# Objetivo declarado A:
Recopila todas las filas de abajo que contengan la palabra "Profit" y cópialas completas.

************

Recuerdo de la estadía en el hotel Los Pinos, de Río Ceballos (Córdoba)
(diciembre 2005-enero 2006)
Ricardo Rodríguez Pereyra

El 21 de diciembre, José y yo partimos en bus hacia nuestro destino de vacaciones, Río Ceballos, distante 900 kilómetros de Buenos Aires. Tomar un taxi, esa noche, en la puerta de calle, en pleno centro de la ciudad no fue fácil. Algunos “tacheros” al ver nuestras dos valijas (una chica y una grande) directamente no paraban, otros argumentaban que tenían el tanque de gas en el baúl y que no podían llevar equipaje. Otro dijo que entrar a la terminal de Retiro era algo imposible, qué sólo para entrar se tardaba casi media hora. Un rasgo de la proverbial simpatía de los taxistas porteños. Pero la excepción hace la regla, y apareció un taxista que paró, abrió el portaequipajes, cargó nuestras valijas y dobló por Sarmiento, recorrió la cuadra de Callao para tomar la avenida Corrientes con bastante tránsito a esa hora, con sus letreros y marquesinas luminosas, con su imponente obelisco en medio de la avenida 9 de Julio, la avenida más bonita del mundo para mí.

Finalmente, la entrada a la Terminal de Ómnibus, en Retiro, no estaba para nada complicada. Me llamó la atención el crecimiento de la “Villa 31”, con sus construcciones de material que trepan desparejas y con ladrillos sin revoque, hasta tres y cuatro pisos de altura. Hay iluminación, negocios, carteles escritos a mano, la pobreza del patio de atrás de las grandes ciudades latinoamericanas.

 

Una de las cosas que me fascinan de viajar en ómnibus es cuando las ciudades van quedando atrás dejando paso a las llanuras desiertas, a los campos bañados por la luna, o desaparecidos totalmente en la noche, cuando nada parece existir más allá del ronroneo del motor que va devorando distancia, las voces de los conductores en la cabina del piso de abajo, una radio encendida, el televisor pasando una película que no veo, la mezcla del inglés y del castellano en  una jerigonza por momentos fastidiosa pero que finalmente te obliga a dormir. Y volver a despertar y encontrarte de pronto que vas pasando por un pueblo blanco, pequeño, con ventanas oscuras y tratar de imaginarte cuántas historias en esas vidas que tu cuerpo y tu alma atraviesa acaso por una sola vez. Dormitar y despertar con alguna sacudida, con un chirriar de frenos, y siempre la carretera que no parece terminar nunca….

************

# Objetivo declarado B:
Vuelve a escribir, sin cambios, el pasaje del relato del viaje a Río Ceballos que comienza con "Finalmente, la entrada" y sigue hasta "grandes ciudades latinoamericanas.".

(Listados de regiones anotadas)

************

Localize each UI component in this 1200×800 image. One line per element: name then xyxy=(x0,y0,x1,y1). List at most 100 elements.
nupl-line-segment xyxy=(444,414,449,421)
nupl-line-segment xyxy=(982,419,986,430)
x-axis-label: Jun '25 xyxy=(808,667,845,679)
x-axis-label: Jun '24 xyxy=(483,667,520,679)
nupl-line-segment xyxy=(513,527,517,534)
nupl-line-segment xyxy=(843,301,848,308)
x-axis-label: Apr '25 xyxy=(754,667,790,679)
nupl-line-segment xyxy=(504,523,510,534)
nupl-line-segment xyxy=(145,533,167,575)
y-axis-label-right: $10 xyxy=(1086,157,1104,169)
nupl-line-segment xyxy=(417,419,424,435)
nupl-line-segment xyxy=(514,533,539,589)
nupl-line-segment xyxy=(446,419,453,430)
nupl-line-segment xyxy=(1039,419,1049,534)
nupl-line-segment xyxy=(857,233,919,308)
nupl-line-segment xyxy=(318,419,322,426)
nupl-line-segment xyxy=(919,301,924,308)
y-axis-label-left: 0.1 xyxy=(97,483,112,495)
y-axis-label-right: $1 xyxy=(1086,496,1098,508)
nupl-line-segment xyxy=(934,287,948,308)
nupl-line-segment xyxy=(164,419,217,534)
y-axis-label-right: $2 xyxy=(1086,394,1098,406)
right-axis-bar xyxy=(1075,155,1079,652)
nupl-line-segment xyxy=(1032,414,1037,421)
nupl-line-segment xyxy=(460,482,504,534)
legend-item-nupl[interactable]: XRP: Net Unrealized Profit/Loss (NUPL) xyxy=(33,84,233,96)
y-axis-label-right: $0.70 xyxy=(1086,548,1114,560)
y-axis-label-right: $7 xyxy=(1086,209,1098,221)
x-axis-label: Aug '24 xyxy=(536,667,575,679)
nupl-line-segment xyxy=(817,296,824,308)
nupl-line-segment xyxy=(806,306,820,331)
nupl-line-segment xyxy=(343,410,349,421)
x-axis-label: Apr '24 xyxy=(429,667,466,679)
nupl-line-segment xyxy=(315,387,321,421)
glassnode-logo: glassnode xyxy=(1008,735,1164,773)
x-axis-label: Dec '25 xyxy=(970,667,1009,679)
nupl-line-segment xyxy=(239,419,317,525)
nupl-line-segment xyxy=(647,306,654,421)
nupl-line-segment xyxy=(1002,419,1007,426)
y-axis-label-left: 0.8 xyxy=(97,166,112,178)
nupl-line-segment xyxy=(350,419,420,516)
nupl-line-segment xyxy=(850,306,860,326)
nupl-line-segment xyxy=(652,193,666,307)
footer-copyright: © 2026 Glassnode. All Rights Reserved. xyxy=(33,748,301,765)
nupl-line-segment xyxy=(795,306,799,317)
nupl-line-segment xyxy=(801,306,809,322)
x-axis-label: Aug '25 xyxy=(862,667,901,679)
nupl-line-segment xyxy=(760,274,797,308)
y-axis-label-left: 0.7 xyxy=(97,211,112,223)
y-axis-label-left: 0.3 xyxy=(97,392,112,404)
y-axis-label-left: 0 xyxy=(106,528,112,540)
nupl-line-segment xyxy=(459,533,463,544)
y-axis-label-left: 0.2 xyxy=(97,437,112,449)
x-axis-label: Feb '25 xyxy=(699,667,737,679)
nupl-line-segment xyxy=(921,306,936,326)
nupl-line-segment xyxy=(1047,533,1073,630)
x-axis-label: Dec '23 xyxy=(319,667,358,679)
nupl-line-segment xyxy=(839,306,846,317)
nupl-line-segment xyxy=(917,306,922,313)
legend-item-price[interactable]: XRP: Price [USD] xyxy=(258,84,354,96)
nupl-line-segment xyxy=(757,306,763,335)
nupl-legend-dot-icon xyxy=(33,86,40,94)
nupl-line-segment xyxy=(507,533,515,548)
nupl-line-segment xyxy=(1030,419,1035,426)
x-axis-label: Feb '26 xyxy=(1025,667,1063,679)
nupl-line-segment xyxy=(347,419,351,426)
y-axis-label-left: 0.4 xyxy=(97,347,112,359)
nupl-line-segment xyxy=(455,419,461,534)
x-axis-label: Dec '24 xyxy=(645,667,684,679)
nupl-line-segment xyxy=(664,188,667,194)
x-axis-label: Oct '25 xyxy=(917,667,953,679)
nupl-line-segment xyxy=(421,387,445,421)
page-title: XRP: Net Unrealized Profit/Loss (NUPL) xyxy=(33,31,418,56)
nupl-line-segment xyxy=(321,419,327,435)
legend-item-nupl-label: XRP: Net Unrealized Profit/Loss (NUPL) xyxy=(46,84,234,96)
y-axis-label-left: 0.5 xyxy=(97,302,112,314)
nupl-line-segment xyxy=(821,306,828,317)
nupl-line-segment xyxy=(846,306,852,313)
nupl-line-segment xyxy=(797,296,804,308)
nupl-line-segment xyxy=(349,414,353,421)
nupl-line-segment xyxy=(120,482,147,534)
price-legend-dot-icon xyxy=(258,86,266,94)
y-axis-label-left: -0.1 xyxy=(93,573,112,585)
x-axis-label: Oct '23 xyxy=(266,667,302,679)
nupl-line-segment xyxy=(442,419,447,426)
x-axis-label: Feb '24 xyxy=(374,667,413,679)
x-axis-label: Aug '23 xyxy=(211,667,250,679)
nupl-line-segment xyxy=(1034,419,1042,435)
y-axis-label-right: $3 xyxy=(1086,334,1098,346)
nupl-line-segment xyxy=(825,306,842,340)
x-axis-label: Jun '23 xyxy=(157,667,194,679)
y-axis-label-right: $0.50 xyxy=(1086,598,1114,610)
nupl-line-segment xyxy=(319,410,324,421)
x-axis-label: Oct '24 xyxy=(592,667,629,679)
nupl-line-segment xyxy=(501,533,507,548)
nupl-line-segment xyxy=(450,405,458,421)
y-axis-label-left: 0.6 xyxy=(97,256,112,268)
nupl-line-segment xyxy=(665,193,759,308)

************

# Respuesta A:
legend-item-nupl[interactable]: XRP: Net Unrealized Profit/Loss (NUPL) xyxy=(33,84,233,96)
page-title: XRP: Net Unrealized Profit/Loss (NUPL) xyxy=(33,31,418,56)
legend-item-nupl-label: XRP: Net Unrealized Profit/Loss (NUPL) xyxy=(46,84,234,96)

# Respuesta B:
Finalmente, la entrada a la Terminal de Ómnibus, en Retiro, no estaba para nada complicada. Me llamó la atención el crecimiento de la “Villa 31”, con sus construcciones de material que trepan desparejas y con ladrillos sin revoque, hasta tres y cuatro pisos de altura. Hay iluminación, negocios, carteles escritos a mano, la pobreza del patio de atrás de las grandes ciudades latinoamericanas.